## begin Records for the exercise
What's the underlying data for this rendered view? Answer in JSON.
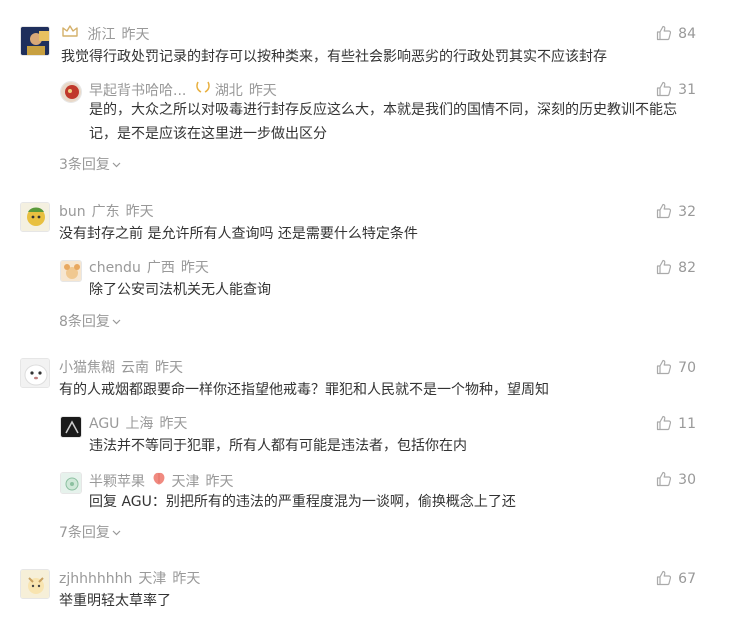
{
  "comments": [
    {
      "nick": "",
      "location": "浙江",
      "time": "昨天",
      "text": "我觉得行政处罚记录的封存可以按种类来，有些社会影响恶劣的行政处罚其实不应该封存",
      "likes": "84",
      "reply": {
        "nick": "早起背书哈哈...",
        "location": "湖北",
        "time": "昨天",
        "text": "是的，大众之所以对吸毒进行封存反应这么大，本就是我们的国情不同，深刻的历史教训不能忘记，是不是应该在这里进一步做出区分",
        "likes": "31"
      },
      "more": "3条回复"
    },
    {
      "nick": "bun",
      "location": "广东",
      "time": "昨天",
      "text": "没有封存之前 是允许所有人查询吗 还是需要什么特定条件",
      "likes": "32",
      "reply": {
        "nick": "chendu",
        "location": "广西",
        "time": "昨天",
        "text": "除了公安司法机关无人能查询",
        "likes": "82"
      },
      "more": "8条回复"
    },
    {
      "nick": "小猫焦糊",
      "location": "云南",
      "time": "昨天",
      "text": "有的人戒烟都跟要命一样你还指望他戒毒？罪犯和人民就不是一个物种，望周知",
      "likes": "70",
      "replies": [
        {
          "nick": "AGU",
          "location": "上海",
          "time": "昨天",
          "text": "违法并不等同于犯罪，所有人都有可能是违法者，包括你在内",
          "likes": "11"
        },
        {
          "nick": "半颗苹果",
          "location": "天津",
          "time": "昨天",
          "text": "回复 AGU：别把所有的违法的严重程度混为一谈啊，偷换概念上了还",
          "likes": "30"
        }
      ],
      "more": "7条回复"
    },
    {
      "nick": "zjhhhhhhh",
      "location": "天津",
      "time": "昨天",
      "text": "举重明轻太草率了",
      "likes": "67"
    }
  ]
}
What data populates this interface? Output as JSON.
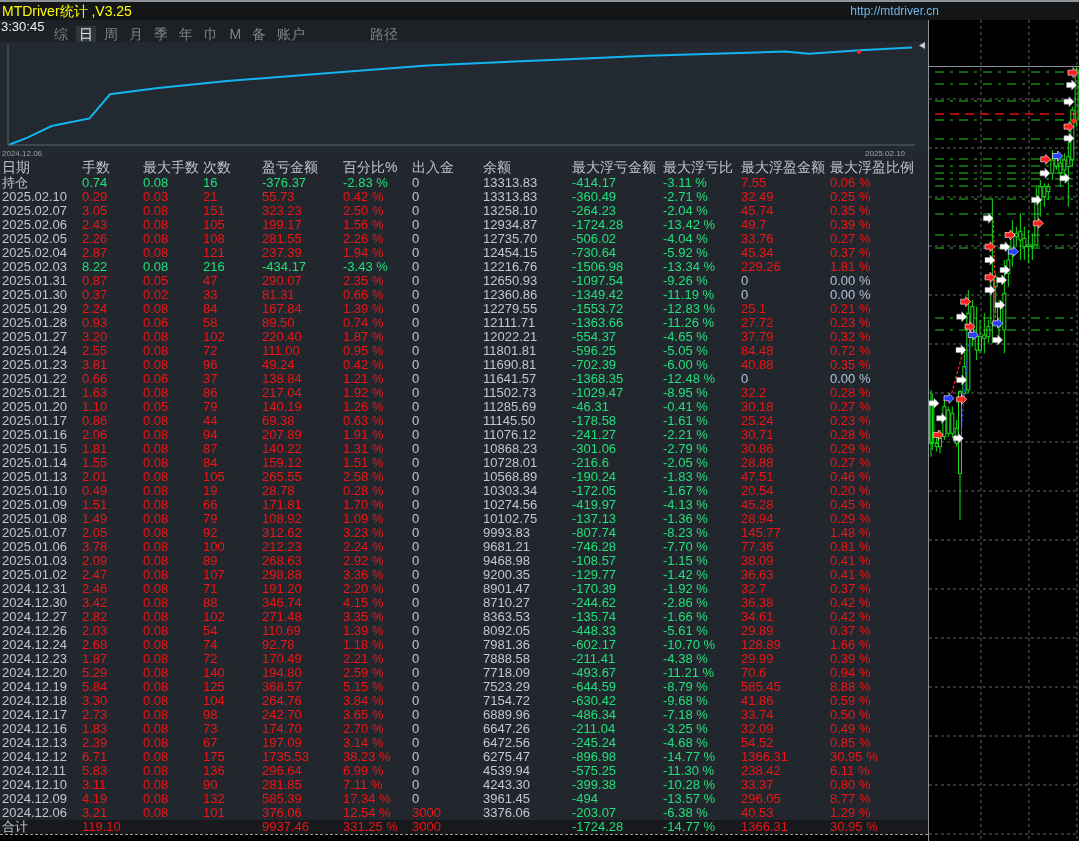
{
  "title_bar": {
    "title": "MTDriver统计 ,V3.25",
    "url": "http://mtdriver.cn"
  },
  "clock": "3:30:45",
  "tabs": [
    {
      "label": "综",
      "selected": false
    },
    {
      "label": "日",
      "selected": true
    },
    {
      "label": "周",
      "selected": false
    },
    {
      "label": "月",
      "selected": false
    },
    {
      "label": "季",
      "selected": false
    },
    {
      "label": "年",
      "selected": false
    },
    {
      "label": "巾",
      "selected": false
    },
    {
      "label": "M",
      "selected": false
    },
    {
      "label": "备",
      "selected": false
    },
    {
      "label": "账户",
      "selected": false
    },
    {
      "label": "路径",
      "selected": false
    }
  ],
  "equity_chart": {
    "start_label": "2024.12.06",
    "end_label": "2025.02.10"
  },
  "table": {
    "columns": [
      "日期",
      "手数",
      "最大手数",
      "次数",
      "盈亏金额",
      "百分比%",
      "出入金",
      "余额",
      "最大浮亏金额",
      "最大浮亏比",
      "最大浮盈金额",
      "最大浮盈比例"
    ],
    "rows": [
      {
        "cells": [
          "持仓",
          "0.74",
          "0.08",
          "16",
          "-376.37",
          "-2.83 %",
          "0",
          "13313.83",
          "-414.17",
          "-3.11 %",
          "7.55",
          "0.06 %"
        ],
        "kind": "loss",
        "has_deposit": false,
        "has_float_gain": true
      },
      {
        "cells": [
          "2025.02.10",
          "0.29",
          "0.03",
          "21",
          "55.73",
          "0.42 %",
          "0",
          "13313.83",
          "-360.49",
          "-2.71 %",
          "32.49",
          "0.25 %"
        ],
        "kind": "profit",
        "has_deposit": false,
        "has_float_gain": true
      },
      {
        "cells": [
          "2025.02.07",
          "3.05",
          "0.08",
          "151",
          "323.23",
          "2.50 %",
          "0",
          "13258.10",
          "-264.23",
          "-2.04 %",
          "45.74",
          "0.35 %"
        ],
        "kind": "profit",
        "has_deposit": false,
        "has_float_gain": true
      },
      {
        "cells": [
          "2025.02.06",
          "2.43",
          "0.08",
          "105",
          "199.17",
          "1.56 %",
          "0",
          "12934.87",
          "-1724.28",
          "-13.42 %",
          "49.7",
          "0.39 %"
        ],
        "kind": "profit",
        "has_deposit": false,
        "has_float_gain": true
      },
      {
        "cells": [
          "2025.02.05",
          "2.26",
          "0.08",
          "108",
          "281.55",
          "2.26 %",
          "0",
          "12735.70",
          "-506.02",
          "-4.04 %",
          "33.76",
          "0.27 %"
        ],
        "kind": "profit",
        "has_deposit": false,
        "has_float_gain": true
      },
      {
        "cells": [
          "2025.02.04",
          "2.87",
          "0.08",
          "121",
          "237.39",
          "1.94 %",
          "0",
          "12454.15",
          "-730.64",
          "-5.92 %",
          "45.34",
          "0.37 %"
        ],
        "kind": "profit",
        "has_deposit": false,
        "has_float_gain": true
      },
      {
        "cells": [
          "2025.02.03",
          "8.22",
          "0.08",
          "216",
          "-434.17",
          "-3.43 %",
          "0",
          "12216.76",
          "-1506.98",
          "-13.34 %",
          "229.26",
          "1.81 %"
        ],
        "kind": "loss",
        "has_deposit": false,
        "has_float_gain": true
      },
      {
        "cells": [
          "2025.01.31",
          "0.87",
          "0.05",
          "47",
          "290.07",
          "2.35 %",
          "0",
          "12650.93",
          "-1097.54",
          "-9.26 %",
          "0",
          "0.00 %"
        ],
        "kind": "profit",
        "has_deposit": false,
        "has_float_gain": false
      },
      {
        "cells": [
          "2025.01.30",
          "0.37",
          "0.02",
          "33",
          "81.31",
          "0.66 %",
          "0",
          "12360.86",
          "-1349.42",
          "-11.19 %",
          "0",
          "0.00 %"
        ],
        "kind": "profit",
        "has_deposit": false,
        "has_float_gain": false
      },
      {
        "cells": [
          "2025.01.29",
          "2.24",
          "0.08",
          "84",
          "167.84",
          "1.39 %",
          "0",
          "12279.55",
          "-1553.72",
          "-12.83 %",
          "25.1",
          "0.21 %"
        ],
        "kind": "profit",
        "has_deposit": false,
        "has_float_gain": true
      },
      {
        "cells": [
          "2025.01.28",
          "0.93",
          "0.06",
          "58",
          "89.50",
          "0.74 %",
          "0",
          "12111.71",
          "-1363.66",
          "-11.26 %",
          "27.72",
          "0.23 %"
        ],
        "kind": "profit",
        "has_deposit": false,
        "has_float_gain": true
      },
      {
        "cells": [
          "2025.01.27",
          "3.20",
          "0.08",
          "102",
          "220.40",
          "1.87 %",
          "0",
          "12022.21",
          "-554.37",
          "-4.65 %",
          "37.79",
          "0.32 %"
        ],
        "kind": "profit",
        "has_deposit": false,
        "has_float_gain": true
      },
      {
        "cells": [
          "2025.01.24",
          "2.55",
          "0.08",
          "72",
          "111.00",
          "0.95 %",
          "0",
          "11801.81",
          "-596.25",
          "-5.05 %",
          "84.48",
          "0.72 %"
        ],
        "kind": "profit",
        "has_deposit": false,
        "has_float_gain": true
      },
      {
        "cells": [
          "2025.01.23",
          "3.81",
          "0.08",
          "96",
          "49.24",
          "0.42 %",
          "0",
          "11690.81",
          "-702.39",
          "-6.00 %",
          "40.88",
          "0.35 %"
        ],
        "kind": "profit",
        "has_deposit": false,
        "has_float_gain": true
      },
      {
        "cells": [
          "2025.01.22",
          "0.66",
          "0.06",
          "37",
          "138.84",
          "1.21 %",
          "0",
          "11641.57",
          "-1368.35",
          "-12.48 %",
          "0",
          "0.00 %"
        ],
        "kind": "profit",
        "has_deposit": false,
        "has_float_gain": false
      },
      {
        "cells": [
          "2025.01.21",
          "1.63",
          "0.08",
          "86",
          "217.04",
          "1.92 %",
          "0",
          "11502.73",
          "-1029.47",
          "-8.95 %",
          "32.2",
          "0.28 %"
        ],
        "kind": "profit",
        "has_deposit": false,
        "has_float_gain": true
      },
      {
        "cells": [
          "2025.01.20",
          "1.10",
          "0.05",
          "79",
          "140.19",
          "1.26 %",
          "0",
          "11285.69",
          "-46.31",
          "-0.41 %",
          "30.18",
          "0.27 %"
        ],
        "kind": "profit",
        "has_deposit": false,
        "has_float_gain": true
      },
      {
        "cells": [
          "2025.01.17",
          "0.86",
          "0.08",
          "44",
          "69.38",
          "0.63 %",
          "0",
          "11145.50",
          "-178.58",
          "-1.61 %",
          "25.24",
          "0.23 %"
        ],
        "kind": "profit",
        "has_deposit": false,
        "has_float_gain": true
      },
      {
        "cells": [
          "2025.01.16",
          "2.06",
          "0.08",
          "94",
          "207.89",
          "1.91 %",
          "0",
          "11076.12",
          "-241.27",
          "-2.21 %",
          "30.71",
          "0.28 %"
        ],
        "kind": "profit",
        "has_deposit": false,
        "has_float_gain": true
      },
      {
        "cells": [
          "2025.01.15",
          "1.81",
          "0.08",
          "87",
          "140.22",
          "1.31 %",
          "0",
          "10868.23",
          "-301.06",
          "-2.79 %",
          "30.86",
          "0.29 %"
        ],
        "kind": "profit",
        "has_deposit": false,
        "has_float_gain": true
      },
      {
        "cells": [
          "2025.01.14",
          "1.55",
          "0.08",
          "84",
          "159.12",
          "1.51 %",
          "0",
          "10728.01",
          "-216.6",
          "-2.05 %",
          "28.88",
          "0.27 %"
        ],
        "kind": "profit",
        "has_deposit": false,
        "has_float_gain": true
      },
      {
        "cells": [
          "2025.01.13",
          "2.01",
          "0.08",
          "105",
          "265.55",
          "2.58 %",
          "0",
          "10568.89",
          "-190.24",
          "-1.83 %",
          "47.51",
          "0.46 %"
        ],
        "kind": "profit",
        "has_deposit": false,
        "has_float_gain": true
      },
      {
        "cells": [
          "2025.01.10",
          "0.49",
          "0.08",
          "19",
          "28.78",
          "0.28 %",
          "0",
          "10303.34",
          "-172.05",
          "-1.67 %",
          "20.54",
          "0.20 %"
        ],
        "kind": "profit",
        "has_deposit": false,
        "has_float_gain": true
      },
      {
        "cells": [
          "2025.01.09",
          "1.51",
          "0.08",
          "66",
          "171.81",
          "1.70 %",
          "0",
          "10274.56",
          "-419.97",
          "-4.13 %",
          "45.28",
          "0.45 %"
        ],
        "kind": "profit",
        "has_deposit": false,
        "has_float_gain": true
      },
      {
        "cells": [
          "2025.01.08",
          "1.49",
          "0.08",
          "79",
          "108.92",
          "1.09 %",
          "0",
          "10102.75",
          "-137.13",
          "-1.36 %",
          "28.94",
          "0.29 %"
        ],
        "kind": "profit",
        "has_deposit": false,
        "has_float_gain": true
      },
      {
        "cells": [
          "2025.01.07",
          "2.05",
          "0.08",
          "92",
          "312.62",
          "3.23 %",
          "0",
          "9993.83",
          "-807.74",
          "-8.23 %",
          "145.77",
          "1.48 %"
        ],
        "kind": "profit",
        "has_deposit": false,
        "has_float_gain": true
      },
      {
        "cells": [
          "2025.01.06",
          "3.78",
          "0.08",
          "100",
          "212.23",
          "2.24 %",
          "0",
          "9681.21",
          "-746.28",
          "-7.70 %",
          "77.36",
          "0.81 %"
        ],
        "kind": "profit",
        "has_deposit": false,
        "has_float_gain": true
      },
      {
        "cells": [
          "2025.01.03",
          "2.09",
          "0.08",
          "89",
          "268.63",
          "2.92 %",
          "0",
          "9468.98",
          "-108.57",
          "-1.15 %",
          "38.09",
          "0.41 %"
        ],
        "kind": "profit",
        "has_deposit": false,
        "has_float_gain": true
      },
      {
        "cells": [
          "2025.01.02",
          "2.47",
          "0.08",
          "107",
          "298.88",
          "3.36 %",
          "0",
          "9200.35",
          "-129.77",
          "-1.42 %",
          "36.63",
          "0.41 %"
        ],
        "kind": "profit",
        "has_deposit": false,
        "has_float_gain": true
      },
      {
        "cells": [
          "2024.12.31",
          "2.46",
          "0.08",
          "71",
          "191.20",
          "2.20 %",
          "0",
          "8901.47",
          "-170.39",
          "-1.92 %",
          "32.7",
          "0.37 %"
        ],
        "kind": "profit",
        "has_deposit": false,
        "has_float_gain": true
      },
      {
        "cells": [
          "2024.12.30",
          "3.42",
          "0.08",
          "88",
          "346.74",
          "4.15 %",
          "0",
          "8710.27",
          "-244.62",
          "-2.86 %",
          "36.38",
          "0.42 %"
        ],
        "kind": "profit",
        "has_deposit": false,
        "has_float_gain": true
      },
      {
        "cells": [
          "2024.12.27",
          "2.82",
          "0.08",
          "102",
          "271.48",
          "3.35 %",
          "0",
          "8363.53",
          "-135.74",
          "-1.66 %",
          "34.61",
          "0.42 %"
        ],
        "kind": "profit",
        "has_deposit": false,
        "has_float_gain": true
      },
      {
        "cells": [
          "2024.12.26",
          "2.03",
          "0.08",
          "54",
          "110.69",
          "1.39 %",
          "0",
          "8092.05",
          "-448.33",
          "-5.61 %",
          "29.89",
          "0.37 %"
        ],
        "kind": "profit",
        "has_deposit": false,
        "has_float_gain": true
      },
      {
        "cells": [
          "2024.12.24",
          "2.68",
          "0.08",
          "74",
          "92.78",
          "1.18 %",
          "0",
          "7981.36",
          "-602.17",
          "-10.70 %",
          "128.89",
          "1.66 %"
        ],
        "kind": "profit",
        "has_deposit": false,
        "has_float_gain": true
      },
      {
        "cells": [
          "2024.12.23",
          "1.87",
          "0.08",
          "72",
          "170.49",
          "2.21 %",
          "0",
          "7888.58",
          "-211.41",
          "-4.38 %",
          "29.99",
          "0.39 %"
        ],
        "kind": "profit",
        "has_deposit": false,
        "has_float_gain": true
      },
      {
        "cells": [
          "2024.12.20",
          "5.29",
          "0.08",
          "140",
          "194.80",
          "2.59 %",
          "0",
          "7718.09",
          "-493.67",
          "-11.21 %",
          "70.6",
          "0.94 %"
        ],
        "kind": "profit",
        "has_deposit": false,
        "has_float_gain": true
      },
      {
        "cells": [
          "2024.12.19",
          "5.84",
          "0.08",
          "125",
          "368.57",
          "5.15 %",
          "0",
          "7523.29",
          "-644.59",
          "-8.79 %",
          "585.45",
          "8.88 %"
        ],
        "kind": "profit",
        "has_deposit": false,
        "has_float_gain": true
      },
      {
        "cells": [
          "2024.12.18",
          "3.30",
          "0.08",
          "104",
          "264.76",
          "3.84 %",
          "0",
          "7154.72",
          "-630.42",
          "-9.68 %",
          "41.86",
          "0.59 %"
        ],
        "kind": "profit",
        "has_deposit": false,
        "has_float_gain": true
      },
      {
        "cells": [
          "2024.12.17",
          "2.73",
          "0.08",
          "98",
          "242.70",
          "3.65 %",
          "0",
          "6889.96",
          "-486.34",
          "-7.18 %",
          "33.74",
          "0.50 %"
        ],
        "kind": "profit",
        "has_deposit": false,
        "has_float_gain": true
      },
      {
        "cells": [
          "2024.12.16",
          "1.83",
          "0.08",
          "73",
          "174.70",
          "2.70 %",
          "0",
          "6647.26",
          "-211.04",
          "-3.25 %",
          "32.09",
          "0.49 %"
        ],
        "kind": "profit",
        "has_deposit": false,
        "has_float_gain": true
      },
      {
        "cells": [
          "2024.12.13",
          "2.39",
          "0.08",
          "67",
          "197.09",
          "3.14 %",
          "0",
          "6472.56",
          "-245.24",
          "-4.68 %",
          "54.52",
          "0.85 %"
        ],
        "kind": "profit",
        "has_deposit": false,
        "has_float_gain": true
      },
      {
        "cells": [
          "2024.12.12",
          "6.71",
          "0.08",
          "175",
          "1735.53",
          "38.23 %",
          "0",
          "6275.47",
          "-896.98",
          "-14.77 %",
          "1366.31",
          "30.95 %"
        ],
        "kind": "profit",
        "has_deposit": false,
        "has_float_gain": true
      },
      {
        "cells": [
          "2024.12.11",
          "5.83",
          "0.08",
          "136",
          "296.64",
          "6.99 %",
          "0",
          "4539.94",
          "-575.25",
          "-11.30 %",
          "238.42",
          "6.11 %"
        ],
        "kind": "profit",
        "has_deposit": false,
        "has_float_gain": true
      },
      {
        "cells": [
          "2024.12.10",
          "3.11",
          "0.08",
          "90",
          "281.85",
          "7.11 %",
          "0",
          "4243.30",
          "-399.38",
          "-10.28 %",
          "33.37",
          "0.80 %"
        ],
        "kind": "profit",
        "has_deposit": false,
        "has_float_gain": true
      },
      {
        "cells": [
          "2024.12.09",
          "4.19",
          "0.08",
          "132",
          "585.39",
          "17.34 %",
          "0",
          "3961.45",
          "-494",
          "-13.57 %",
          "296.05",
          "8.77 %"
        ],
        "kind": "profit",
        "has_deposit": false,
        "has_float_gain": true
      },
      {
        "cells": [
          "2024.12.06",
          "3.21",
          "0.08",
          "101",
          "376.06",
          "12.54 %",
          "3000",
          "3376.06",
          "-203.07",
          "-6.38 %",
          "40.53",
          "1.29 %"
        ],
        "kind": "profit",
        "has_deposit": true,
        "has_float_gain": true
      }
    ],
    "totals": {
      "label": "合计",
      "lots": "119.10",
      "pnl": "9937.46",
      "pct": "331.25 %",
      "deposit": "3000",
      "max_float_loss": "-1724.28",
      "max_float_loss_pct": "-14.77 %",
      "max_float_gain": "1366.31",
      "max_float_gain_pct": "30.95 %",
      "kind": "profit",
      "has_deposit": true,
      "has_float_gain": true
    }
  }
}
## end Records for the exercise
Brief:
Extract from the material all lines containing the string "location".

Result of this exercise:
      "location": "浙江",
        "location": "湖北",
      "location": "广东",
        "location": "广西",
      "location": "云南",
          "location": "上海",
          "location": "天津",
      "location": "天津",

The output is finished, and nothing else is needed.